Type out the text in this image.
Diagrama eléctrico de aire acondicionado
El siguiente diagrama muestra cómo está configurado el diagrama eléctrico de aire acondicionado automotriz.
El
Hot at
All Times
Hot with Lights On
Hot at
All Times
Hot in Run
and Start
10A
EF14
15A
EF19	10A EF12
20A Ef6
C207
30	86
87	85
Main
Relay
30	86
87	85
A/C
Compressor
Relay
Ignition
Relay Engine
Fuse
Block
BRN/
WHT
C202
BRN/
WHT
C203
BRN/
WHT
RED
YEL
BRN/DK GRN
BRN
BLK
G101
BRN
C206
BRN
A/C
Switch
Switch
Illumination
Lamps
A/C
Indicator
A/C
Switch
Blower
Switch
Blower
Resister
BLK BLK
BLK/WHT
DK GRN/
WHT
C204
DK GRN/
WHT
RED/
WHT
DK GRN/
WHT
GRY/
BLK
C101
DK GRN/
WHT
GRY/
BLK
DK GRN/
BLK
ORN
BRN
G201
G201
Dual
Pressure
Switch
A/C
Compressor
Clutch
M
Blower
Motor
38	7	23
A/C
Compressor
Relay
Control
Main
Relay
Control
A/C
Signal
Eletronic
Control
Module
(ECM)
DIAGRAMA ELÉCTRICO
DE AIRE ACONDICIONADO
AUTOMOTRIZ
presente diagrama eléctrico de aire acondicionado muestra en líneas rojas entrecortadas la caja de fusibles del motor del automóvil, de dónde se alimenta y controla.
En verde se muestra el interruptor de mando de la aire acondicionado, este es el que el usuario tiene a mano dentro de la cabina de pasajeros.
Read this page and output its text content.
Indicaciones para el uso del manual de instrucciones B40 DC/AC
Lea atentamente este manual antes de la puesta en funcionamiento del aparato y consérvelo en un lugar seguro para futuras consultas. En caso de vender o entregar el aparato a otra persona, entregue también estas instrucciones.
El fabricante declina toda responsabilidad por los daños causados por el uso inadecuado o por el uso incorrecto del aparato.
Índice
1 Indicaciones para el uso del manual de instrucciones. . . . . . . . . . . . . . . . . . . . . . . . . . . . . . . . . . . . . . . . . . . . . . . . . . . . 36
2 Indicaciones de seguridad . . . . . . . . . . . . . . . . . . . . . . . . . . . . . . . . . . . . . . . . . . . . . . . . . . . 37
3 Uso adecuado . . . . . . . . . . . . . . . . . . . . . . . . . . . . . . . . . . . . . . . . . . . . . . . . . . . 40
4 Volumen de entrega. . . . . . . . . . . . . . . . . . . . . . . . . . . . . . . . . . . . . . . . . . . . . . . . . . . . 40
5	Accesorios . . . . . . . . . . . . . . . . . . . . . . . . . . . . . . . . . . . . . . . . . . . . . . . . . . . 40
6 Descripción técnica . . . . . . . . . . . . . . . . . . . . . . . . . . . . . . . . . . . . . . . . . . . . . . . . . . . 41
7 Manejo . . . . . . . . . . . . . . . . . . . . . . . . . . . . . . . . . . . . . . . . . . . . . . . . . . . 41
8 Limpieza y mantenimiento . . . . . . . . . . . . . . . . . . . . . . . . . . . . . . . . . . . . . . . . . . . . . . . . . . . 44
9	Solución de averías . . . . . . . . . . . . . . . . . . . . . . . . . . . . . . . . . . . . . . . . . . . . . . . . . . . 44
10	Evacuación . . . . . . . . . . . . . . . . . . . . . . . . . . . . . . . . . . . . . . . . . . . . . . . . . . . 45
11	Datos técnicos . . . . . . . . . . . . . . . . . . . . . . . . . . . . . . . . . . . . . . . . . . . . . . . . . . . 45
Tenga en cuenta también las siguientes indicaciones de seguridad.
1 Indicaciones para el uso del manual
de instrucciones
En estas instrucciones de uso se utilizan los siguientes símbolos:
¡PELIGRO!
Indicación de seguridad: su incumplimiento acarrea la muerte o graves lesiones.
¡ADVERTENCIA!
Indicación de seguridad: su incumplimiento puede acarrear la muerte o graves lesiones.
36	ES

┄┄┄┄┄┄┄┄┄┄

Aim:
Count every line in the listing above that holds "incumplimiento", then report only the count.

Full response:
2